## Records for the exercise

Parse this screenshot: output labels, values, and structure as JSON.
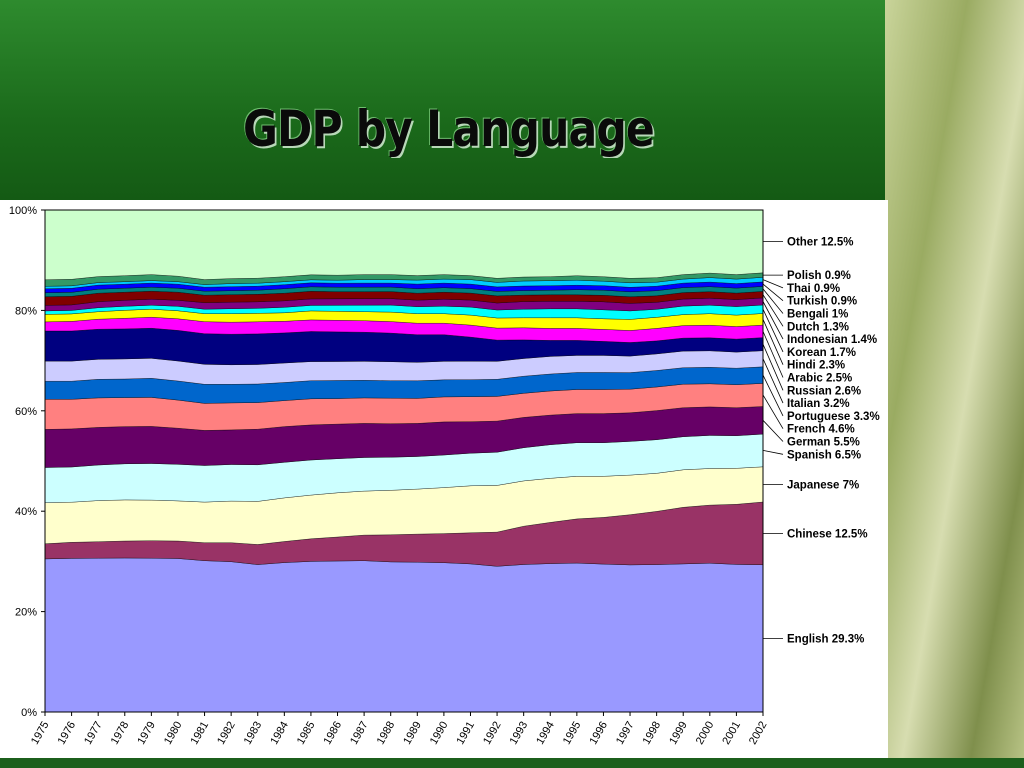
{
  "slide": {
    "title": "GDP by Language"
  },
  "chart_data": {
    "type": "area",
    "stacked": true,
    "percent": true,
    "title": "",
    "xlabel": "",
    "ylabel": "",
    "ylim": [
      0,
      100
    ],
    "y_ticks": [
      "0%",
      "20%",
      "40%",
      "60%",
      "80%",
      "100%"
    ],
    "x": [
      "1975",
      "1976",
      "1977",
      "1978",
      "1979",
      "1980",
      "1981",
      "1982",
      "1983",
      "1984",
      "1985",
      "1986",
      "1987",
      "1988",
      "1989",
      "1990",
      "1991",
      "1992",
      "1993",
      "1994",
      "1995",
      "1996",
      "1997",
      "1998",
      "1999",
      "2000",
      "2001",
      "2002"
    ],
    "series": [
      {
        "name": "English",
        "label": "English 29.3%",
        "color": "#9999ff",
        "values": [
          30.5,
          30.6,
          30.7,
          30.7,
          30.7,
          30.6,
          30.2,
          30.0,
          29.4,
          29.8,
          30.0,
          30.1,
          30.2,
          30.0,
          29.9,
          29.8,
          29.6,
          29.0,
          29.3,
          29.6,
          29.7,
          29.5,
          29.3,
          29.4,
          29.6,
          29.7,
          29.5,
          29.3
        ]
      },
      {
        "name": "Chinese",
        "label": "Chinese 12.5%",
        "color": "#993366",
        "values": [
          3.0,
          3.2,
          3.3,
          3.4,
          3.5,
          3.5,
          3.6,
          3.8,
          4.0,
          4.2,
          4.5,
          4.8,
          5.1,
          5.4,
          5.6,
          5.8,
          6.2,
          6.8,
          7.6,
          8.2,
          8.8,
          9.3,
          10.0,
          10.6,
          11.3,
          11.6,
          12.0,
          12.5
        ]
      },
      {
        "name": "Japanese",
        "label": "Japanese 7%",
        "color": "#ffffcc",
        "values": [
          8.2,
          8.0,
          8.2,
          8.2,
          8.1,
          8.0,
          8.1,
          8.3,
          8.6,
          8.7,
          8.7,
          8.8,
          8.8,
          8.9,
          9.0,
          9.2,
          9.4,
          9.3,
          9.0,
          8.8,
          8.5,
          8.2,
          7.9,
          7.6,
          7.5,
          7.3,
          7.2,
          7.0
        ]
      },
      {
        "name": "Spanish",
        "label": "Spanish 6.5%",
        "color": "#ccffff",
        "values": [
          7.0,
          7.0,
          7.1,
          7.2,
          7.3,
          7.3,
          7.3,
          7.3,
          7.3,
          7.1,
          7.0,
          6.8,
          6.7,
          6.6,
          6.5,
          6.5,
          6.5,
          6.6,
          6.6,
          6.7,
          6.7,
          6.7,
          6.7,
          6.7,
          6.6,
          6.6,
          6.5,
          6.5
        ]
      },
      {
        "name": "German",
        "label": "German 5.5%",
        "color": "#660066",
        "values": [
          7.6,
          7.6,
          7.5,
          7.4,
          7.4,
          7.2,
          7.0,
          6.9,
          7.1,
          7.1,
          7.0,
          6.9,
          6.8,
          6.7,
          6.6,
          6.6,
          6.3,
          6.2,
          6.0,
          5.9,
          5.8,
          5.8,
          5.7,
          5.8,
          5.8,
          5.7,
          5.6,
          5.5
        ]
      },
      {
        "name": "French",
        "label": "French 4.6%",
        "color": "#ff8080",
        "values": [
          6.0,
          5.9,
          5.9,
          5.8,
          5.8,
          5.6,
          5.4,
          5.4,
          5.3,
          5.2,
          5.2,
          5.1,
          5.1,
          5.1,
          5.0,
          5.0,
          5.0,
          4.9,
          4.8,
          4.8,
          4.8,
          4.8,
          4.7,
          4.7,
          4.7,
          4.6,
          4.6,
          4.6
        ]
      },
      {
        "name": "Portuguese",
        "label": "Portuguese 3.3%",
        "color": "#0066cc",
        "values": [
          3.6,
          3.6,
          3.7,
          3.7,
          3.8,
          3.8,
          3.8,
          3.7,
          3.7,
          3.6,
          3.6,
          3.6,
          3.5,
          3.5,
          3.5,
          3.4,
          3.4,
          3.4,
          3.4,
          3.4,
          3.4,
          3.4,
          3.3,
          3.3,
          3.3,
          3.3,
          3.3,
          3.3
        ]
      },
      {
        "name": "Italian",
        "label": "Italian 3.2%",
        "color": "#ccccff",
        "values": [
          4.0,
          4.0,
          4.0,
          4.0,
          4.0,
          4.0,
          4.0,
          3.9,
          3.9,
          3.9,
          3.8,
          3.8,
          3.8,
          3.8,
          3.7,
          3.7,
          3.7,
          3.6,
          3.5,
          3.5,
          3.4,
          3.4,
          3.3,
          3.3,
          3.3,
          3.3,
          3.2,
          3.2
        ]
      },
      {
        "name": "Russian",
        "label": "Russian 2.6%",
        "color": "#000080",
        "values": [
          6.0,
          6.0,
          6.0,
          6.0,
          6.0,
          6.1,
          6.1,
          6.1,
          6.1,
          6.0,
          6.0,
          5.9,
          5.8,
          5.7,
          5.5,
          5.3,
          4.8,
          4.2,
          3.7,
          3.2,
          3.0,
          2.8,
          2.7,
          2.6,
          2.6,
          2.6,
          2.6,
          2.6
        ]
      },
      {
        "name": "Arabic",
        "label": "Arabic 2.5%",
        "color": "#ff00ff",
        "values": [
          1.8,
          1.9,
          2.0,
          2.1,
          2.2,
          2.3,
          2.4,
          2.4,
          2.4,
          2.3,
          2.3,
          2.3,
          2.3,
          2.3,
          2.3,
          2.3,
          2.4,
          2.4,
          2.4,
          2.4,
          2.4,
          2.4,
          2.4,
          2.5,
          2.5,
          2.5,
          2.5,
          2.5
        ]
      },
      {
        "name": "Hindi",
        "label": "Hindi 2.3%",
        "color": "#ffff00",
        "values": [
          1.5,
          1.5,
          1.5,
          1.6,
          1.6,
          1.6,
          1.6,
          1.7,
          1.7,
          1.7,
          1.8,
          1.8,
          1.8,
          1.9,
          1.9,
          1.9,
          2.0,
          2.0,
          2.0,
          2.1,
          2.1,
          2.1,
          2.2,
          2.2,
          2.2,
          2.3,
          2.3,
          2.3
        ]
      },
      {
        "name": "Korean",
        "label": "Korean 1.7%",
        "color": "#00ffff",
        "values": [
          0.7,
          0.7,
          0.8,
          0.8,
          0.8,
          0.9,
          0.9,
          1.0,
          1.0,
          1.1,
          1.1,
          1.2,
          1.3,
          1.4,
          1.4,
          1.5,
          1.6,
          1.6,
          1.7,
          1.8,
          1.8,
          1.8,
          1.7,
          1.6,
          1.7,
          1.7,
          1.7,
          1.7
        ]
      },
      {
        "name": "Indonesian",
        "label": "Indonesian 1.4%",
        "color": "#800080",
        "values": [
          1.1,
          1.1,
          1.2,
          1.2,
          1.2,
          1.2,
          1.3,
          1.3,
          1.3,
          1.3,
          1.3,
          1.3,
          1.3,
          1.3,
          1.3,
          1.4,
          1.4,
          1.4,
          1.5,
          1.5,
          1.5,
          1.6,
          1.5,
          1.4,
          1.4,
          1.4,
          1.4,
          1.4
        ]
      },
      {
        "name": "Dutch",
        "label": "Dutch 1.3%",
        "color": "#800000",
        "values": [
          1.7,
          1.7,
          1.7,
          1.6,
          1.6,
          1.6,
          1.5,
          1.5,
          1.5,
          1.5,
          1.5,
          1.4,
          1.4,
          1.4,
          1.4,
          1.4,
          1.4,
          1.4,
          1.3,
          1.3,
          1.3,
          1.3,
          1.3,
          1.3,
          1.3,
          1.3,
          1.3,
          1.3
        ]
      },
      {
        "name": "Bengali",
        "label": "Bengali 1%",
        "color": "#008080",
        "values": [
          0.8,
          0.8,
          0.8,
          0.8,
          0.8,
          0.8,
          0.8,
          0.8,
          0.8,
          0.9,
          0.9,
          0.9,
          0.9,
          0.9,
          0.9,
          0.9,
          0.9,
          0.9,
          0.9,
          0.9,
          1.0,
          1.0,
          1.0,
          1.0,
          1.0,
          1.0,
          1.0,
          1.0
        ]
      },
      {
        "name": "Turkish",
        "label": "Turkish 0.9%",
        "color": "#0000ff",
        "values": [
          0.8,
          0.8,
          0.8,
          0.8,
          0.8,
          0.8,
          0.8,
          0.8,
          0.8,
          0.8,
          0.8,
          0.8,
          0.8,
          0.8,
          0.9,
          0.9,
          0.9,
          0.9,
          0.9,
          0.9,
          0.9,
          0.9,
          0.9,
          0.9,
          0.9,
          0.9,
          0.9,
          0.9
        ]
      },
      {
        "name": "Thai",
        "label": "Thai 0.9%",
        "color": "#00ccff",
        "values": [
          0.5,
          0.5,
          0.5,
          0.5,
          0.5,
          0.5,
          0.5,
          0.6,
          0.6,
          0.6,
          0.6,
          0.6,
          0.7,
          0.7,
          0.8,
          0.8,
          0.9,
          0.9,
          1.0,
          1.0,
          1.0,
          0.9,
          0.9,
          0.8,
          0.8,
          0.9,
          0.9,
          0.9
        ]
      },
      {
        "name": "Polish",
        "label": "Polish 0.9%",
        "color": "#339966",
        "values": [
          1.3,
          1.3,
          1.2,
          1.2,
          1.2,
          1.1,
          1.0,
          1.0,
          1.0,
          1.0,
          1.0,
          1.0,
          1.0,
          1.0,
          0.9,
          0.9,
          0.8,
          0.8,
          0.8,
          0.8,
          0.9,
          0.9,
          0.9,
          0.9,
          0.9,
          0.9,
          0.9,
          0.9
        ]
      },
      {
        "name": "Other",
        "label": "Other 12.5%",
        "color": "#ccffcc",
        "values": [
          13.9,
          13.8,
          13.3,
          13.1,
          12.9,
          13.2,
          13.9,
          13.7,
          13.6,
          13.3,
          12.9,
          13.0,
          12.9,
          12.9,
          13.1,
          12.9,
          13.1,
          13.6,
          13.3,
          13.3,
          13.1,
          13.3,
          13.6,
          13.5,
          12.9,
          12.6,
          12.9,
          12.5
        ]
      }
    ]
  }
}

## Your task
In how many lines of the data does the string "Indonesian" appear? Give only the number.

## Task answer
2